DIRECTION:
All records must be quoted exactly. Omit the pictures.
** Begin GIVEN ENTRIES **
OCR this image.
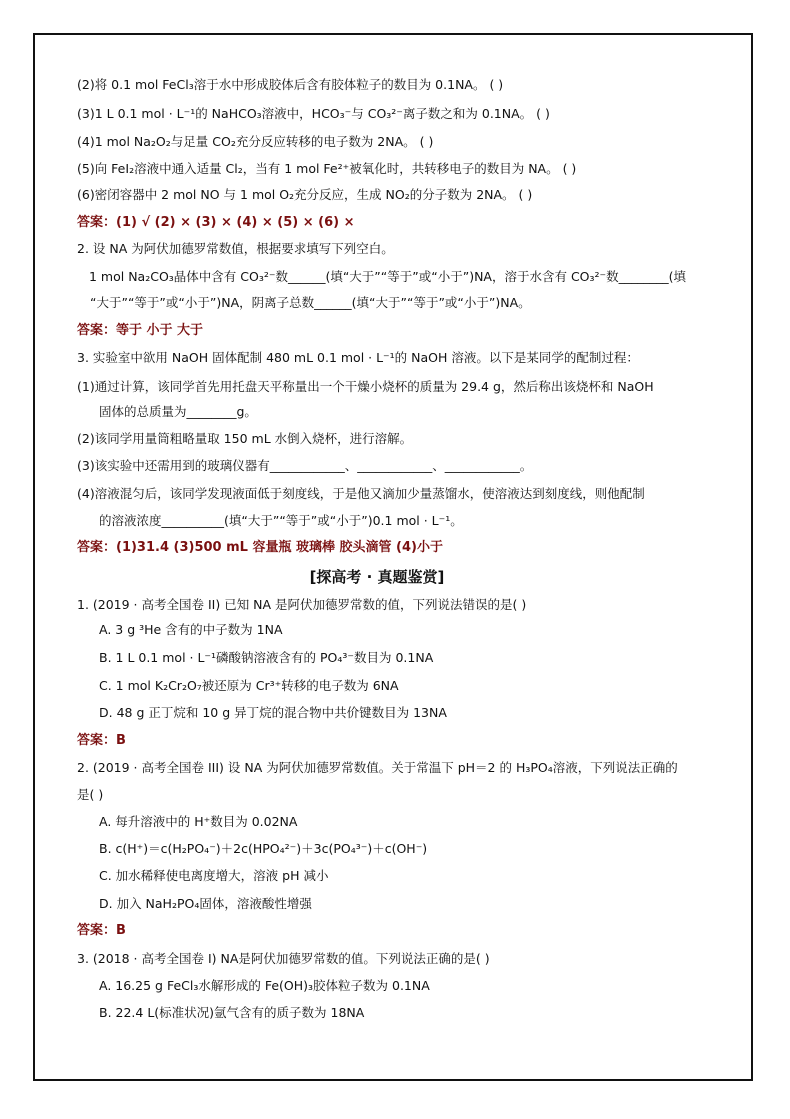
(2)将 0.1 mol FeCl₃溶于水中形成胶体后含有胶体粒子的数目为 0.1NA。 ( )
(3)1 L 0.1 mol · L⁻¹的 NaHCO₃溶液中，HCO₃⁻与 CO₃²⁻离子数之和为 0.1NA。 ( )
(4)1 mol Na₂O₂与足量 CO₂充分反应转移的电子数为 2NA。 ( )
(5)向 FeI₂溶液中通入适量 Cl₂，当有 1 mol Fe²⁺被氧化时，共转移电子的数目为 NA。 ( )
(6)密闭容器中 2 mol NO 与 1 mol O₂充分反应，生成 NO₂的分子数为 2NA。 ( )
答案：(1) √ (2) × (3) × (4) × (5) × (6) ×
2. 设 NA 为阿伏加德罗常数值，根据要求填写下列空白。
1 mol Na₂CO₃晶体中含有 CO₃²⁻数______(填“大于”“等于”或“小于”)NA，溶于水含有 CO₃²⁻数________(填
“大于”“等于”或“小于”)NA，阴离子总数______(填“大于”“等于”或“小于”)NA。
答案：等于 小于 大于
3. 实验室中欲用 NaOH 固体配制 480 mL 0.1 mol · L⁻¹的 NaOH 溶液。以下是某同学的配制过程：
(1)通过计算，该同学首先用托盘天平称量出一个干燥小烧杯的质量为 29.4 g，然后称出该烧杯和 NaOH
固体的总质量为________g。
(2)该同学用量筒粗略量取 150 mL 水倒入烧杯，进行溶解。
(3)该实验中还需用到的玻璃仪器有____________、____________、____________。
(4)溶液混匀后，该同学发现液面低于刻度线，于是他又滴加少量蒸馏水，使溶液达到刻度线，则他配制
的溶液浓度__________(填“大于”“等于”或“小于”)0.1 mol · L⁻¹。
答案：(1)31.4 (3)500 mL 容量瓶 玻璃棒 胶头滴管 (4)小于
[探高考 · 真题鉴赏]
1. (2019 · 高考全国卷 II) 已知 NA 是阿伏加德罗常数的值，下列说法错误的是( )
A. 3 g ³He 含有的中子数为 1NA
B. 1 L 0.1 mol · L⁻¹磷酸钠溶液含有的 PO₄³⁻数目为 0.1NA
C. 1 mol K₂Cr₂O₇被还原为 Cr³⁺转移的电子数为 6NA
D. 48 g 正丁烷和 10 g 异丁烷的混合物中共价键数目为 13NA
答案：B
2. (2019 · 高考全国卷 III) 设 NA 为阿伏加德罗常数值。关于常温下 pH＝2 的 H₃PO₄溶液，下列说法正确的
是( )
A. 每升溶液中的 H⁺数目为 0.02NA
B. c(H⁺)＝c(H₂PO₄⁻)＋2c(HPO₄²⁻)＋3c(PO₄³⁻)＋c(OH⁻)
C. 加水稀释使电离度增大，溶液 pH 减小
D. 加入 NaH₂PO₄固体，溶液酸性增强
答案：B
3. (2018 · 高考全国卷 I) NA是阿伏加德罗常数的值。下列说法正确的是( )
A. 16.25 g FeCl₃水解形成的 Fe(OH)₃胶体粒子数为 0.1NA
B. 22.4 L(标准状况)氩气含有的质子数为 18NA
** End GIVEN ENTRIES **
TASK RESPONSE:
OCR this image.
(2)将 0.1 mol FeCl₃溶于水中形成胶体后含有胶体粒子的数目为 0.1NA。 ( )
(3)1 L 0.1 mol · L⁻¹的 NaHCO₃溶液中，HCO₃⁻与 CO₃²⁻离子数之和为 0.1NA。 ( )
(4)1 mol Na₂O₂与足量 CO₂充分反应转移的电子数为 2NA。 ( )
(5)向 FeI₂溶液中通入适量 Cl₂，当有 1 mol Fe²⁺被氧化时，共转移电子的数目为 NA。 ( )
(6)密闭容器中 2 mol NO 与 1 mol O₂充分反应，生成 NO₂的分子数为 2NA。 ( )
答案：(1) √ (2) × (3) × (4) × (5) × (6) ×
2. 设 NA 为阿伏加德罗常数值，根据要求填写下列空白。
1 mol Na₂CO₃晶体中含有 CO₃²⁻数______(填“大于”“等于”或“小于”)NA，溶于水含有 CO₃²⁻数________(填
“大于”“等于”或“小于”)NA，阴离子总数______(填“大于”“等于”或“小于”)NA。
答案：等于 小于 大于
3. 实验室中欲用 NaOH 固体配制 480 mL 0.1 mol · L⁻¹的 NaOH 溶液。以下是某同学的配制过程：
(1)通过计算，该同学首先用托盘天平称量出一个干燥小烧杯的质量为 29.4 g，然后称出该烧杯和 NaOH
固体的总质量为________g。
(2)该同学用量筒粗略量取 150 mL 水倒入烧杯，进行溶解。
(3)该实验中还需用到的玻璃仪器有____________、____________、____________。
(4)溶液混匀后，该同学发现液面低于刻度线，于是他又滴加少量蒸馏水，使溶液达到刻度线，则他配制
的溶液浓度__________(填“大于”“等于”或“小于”)0.1 mol · L⁻¹。
答案：(1)31.4 (3)500 mL 容量瓶 玻璃棒 胶头滴管 (4)小于
[探高考 · 真题鉴赏]
1. (2019 · 高考全国卷 II) 已知 NA 是阿伏加德罗常数的值，下列说法错误的是( )
A. 3 g ³He 含有的中子数为 1NA
B. 1 L 0.1 mol · L⁻¹磷酸钠溶液含有的 PO₄³⁻数目为 0.1NA
C. 1 mol K₂Cr₂O₇被还原为 Cr³⁺转移的电子数为 6NA
D. 48 g 正丁烷和 10 g 异丁烷的混合物中共价键数目为 13NA
答案：B
2. (2019 · 高考全国卷 III) 设 NA 为阿伏加德罗常数值。关于常温下 pH＝2 的 H₃PO₄溶液，下列说法正确的
是( )
A. 每升溶液中的 H⁺数目为 0.02NA
B. c(H⁺)＝c(H₂PO₄⁻)＋2c(HPO₄²⁻)＋3c(PO₄³⁻)＋c(OH⁻)
C. 加水稀释使电离度增大，溶液 pH 减小
D. 加入 NaH₂PO₄固体，溶液酸性增强
答案：B
3. (2018 · 高考全国卷 I) NA是阿伏加德罗常数的值。下列说法正确的是( )
A. 16.25 g FeCl₃水解形成的 Fe(OH)₃胶体粒子数为 0.1NA
B. 22.4 L(标准状况)氩气含有的质子数为 18NA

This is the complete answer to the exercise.